(Element location listings)
---+---
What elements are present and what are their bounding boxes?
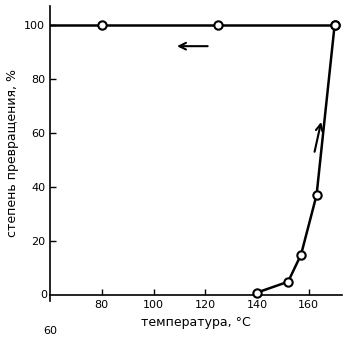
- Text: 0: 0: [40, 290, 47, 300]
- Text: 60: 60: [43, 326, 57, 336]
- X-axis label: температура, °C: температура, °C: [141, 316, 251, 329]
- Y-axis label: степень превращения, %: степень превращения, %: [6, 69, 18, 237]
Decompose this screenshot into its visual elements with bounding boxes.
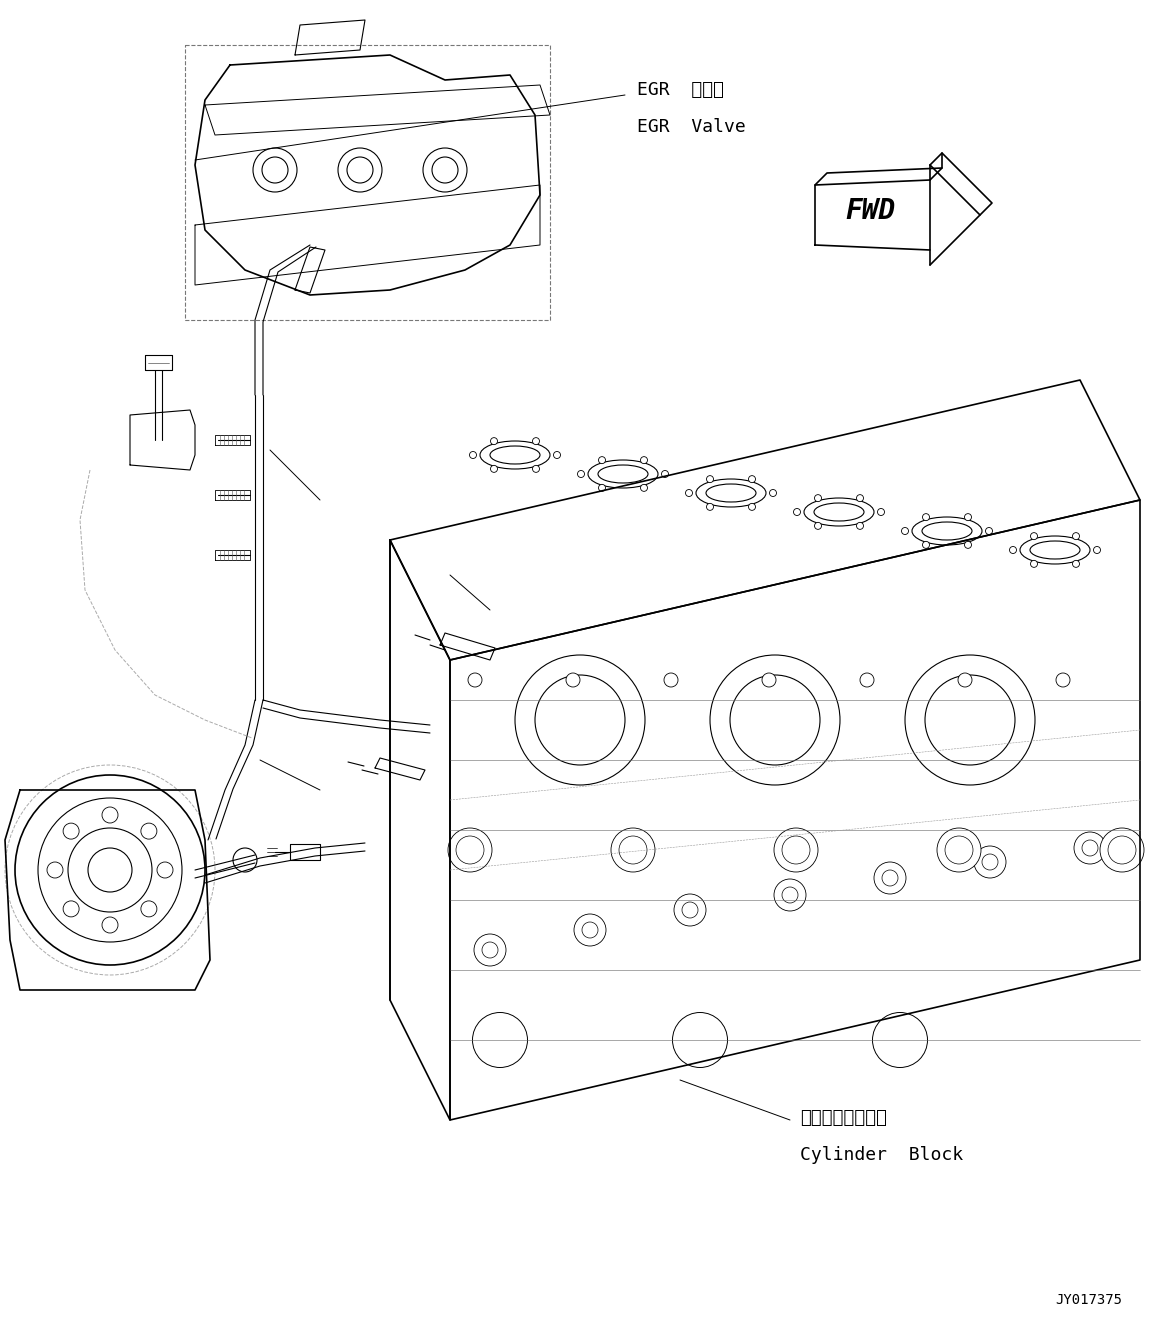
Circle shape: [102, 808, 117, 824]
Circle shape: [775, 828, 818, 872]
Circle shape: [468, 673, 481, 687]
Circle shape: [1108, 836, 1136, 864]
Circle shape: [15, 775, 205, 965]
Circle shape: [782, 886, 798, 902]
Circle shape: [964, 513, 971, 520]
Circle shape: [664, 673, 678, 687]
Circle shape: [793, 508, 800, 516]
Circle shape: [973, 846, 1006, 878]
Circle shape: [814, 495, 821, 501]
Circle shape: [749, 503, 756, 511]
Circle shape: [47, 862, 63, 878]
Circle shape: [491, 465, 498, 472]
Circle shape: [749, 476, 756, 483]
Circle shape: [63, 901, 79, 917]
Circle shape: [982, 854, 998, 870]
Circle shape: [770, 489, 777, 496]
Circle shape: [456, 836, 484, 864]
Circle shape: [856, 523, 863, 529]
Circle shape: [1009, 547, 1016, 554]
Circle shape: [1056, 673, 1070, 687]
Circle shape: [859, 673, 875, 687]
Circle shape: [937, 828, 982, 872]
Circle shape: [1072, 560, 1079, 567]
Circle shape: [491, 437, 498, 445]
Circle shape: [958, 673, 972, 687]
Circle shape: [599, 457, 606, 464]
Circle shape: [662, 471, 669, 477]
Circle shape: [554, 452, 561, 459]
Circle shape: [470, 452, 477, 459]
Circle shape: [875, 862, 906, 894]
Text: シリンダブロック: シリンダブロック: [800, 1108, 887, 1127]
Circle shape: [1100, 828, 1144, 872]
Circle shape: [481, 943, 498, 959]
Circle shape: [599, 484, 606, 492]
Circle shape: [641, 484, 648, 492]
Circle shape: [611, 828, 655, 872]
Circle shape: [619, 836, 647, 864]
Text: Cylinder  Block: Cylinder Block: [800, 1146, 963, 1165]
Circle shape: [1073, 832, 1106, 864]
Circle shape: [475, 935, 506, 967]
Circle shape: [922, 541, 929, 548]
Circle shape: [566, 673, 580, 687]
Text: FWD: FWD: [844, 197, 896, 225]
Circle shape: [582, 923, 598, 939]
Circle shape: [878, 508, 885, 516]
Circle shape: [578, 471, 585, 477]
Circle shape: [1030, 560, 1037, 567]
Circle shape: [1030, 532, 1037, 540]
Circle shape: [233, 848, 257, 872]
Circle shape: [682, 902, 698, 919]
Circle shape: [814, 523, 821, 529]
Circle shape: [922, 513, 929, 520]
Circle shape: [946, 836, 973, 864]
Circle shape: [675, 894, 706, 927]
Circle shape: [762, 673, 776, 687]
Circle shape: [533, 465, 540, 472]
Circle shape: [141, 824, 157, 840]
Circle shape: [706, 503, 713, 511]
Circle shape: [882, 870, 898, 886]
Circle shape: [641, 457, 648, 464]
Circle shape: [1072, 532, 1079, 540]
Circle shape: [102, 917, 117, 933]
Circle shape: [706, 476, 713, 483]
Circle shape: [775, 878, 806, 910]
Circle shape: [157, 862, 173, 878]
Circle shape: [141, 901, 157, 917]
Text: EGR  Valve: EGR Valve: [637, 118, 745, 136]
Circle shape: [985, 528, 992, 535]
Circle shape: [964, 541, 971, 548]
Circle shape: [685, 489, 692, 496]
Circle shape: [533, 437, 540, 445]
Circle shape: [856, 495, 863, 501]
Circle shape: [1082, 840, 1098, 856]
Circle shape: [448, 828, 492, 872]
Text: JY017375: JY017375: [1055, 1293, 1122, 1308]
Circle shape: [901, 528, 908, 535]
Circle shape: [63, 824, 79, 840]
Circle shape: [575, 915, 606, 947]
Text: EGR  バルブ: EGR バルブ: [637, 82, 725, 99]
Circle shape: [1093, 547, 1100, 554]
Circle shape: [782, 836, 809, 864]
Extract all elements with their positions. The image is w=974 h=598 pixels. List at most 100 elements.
---+---
Given exercise -> Copy out every line of the records above word for word, in the same order. Leave out the pictures.

Result ->
What elements are present and what are their bounding boxes?
- Text: 0: 0: [40, 290, 47, 300]
- Text: 60: 60: [43, 326, 57, 336]
- X-axis label: температура, °C: температура, °C: [141, 316, 251, 329]
- Y-axis label: степень превращения, %: степень превращения, %: [6, 69, 18, 237]
Decompose this screenshot into its visual elements with bounding boxes.
Circle shape: [102, 808, 117, 824]
Circle shape: [775, 828, 818, 872]
Circle shape: [468, 673, 481, 687]
Circle shape: [1108, 836, 1136, 864]
Circle shape: [15, 775, 205, 965]
Circle shape: [782, 886, 798, 902]
Circle shape: [964, 513, 971, 520]
Circle shape: [664, 673, 678, 687]
Circle shape: [793, 508, 800, 516]
Circle shape: [973, 846, 1006, 878]
Circle shape: [814, 495, 821, 501]
Circle shape: [749, 503, 756, 511]
Circle shape: [47, 862, 63, 878]
Circle shape: [491, 465, 498, 472]
Circle shape: [749, 476, 756, 483]
Circle shape: [63, 901, 79, 917]
Circle shape: [982, 854, 998, 870]
Circle shape: [770, 489, 777, 496]
Circle shape: [456, 836, 484, 864]
Circle shape: [856, 523, 863, 529]
Circle shape: [1009, 547, 1016, 554]
Circle shape: [1056, 673, 1070, 687]
Circle shape: [859, 673, 875, 687]
Circle shape: [937, 828, 982, 872]
Circle shape: [1072, 560, 1079, 567]
Circle shape: [491, 437, 498, 445]
Circle shape: [958, 673, 972, 687]
Circle shape: [599, 457, 606, 464]
Circle shape: [662, 471, 669, 477]
Circle shape: [554, 452, 561, 459]
Circle shape: [470, 452, 477, 459]
Circle shape: [875, 862, 906, 894]
Text: シリンダブロック: シリンダブロック: [800, 1108, 887, 1127]
Circle shape: [1100, 828, 1144, 872]
Circle shape: [481, 943, 498, 959]
Circle shape: [599, 484, 606, 492]
Circle shape: [641, 484, 648, 492]
Circle shape: [611, 828, 655, 872]
Circle shape: [619, 836, 647, 864]
Text: Cylinder  Block: Cylinder Block: [800, 1146, 963, 1165]
Circle shape: [1073, 832, 1106, 864]
Circle shape: [475, 935, 506, 967]
Circle shape: [922, 541, 929, 548]
Circle shape: [566, 673, 580, 687]
Text: FWD: FWD: [844, 197, 896, 225]
Circle shape: [582, 923, 598, 939]
Circle shape: [878, 508, 885, 516]
Circle shape: [578, 471, 585, 477]
Circle shape: [1030, 560, 1037, 567]
Circle shape: [1030, 532, 1037, 540]
Circle shape: [233, 848, 257, 872]
Circle shape: [682, 902, 698, 919]
Circle shape: [814, 523, 821, 529]
Circle shape: [922, 513, 929, 520]
Circle shape: [946, 836, 973, 864]
Circle shape: [675, 894, 706, 927]
Circle shape: [762, 673, 776, 687]
Circle shape: [533, 465, 540, 472]
Circle shape: [141, 824, 157, 840]
Circle shape: [706, 503, 713, 511]
Circle shape: [882, 870, 898, 886]
Circle shape: [641, 457, 648, 464]
Circle shape: [1072, 532, 1079, 540]
Circle shape: [102, 917, 117, 933]
Circle shape: [706, 476, 713, 483]
Circle shape: [775, 878, 806, 910]
Circle shape: [157, 862, 173, 878]
Circle shape: [141, 901, 157, 917]
Text: EGR  Valve: EGR Valve: [637, 118, 745, 136]
Circle shape: [985, 528, 992, 535]
Circle shape: [964, 541, 971, 548]
Circle shape: [685, 489, 692, 496]
Circle shape: [533, 437, 540, 445]
Circle shape: [856, 495, 863, 501]
Circle shape: [1082, 840, 1098, 856]
Circle shape: [448, 828, 492, 872]
Text: JY017375: JY017375: [1055, 1293, 1122, 1308]
Circle shape: [901, 528, 908, 535]
Circle shape: [63, 824, 79, 840]
Circle shape: [575, 915, 606, 947]
Text: EGR  バルブ: EGR バルブ: [637, 82, 725, 99]
Circle shape: [1093, 547, 1100, 554]
Circle shape: [782, 836, 809, 864]
Extract all elements with their positions. The image is w=974 h=598 pixels. List at most 100 elements.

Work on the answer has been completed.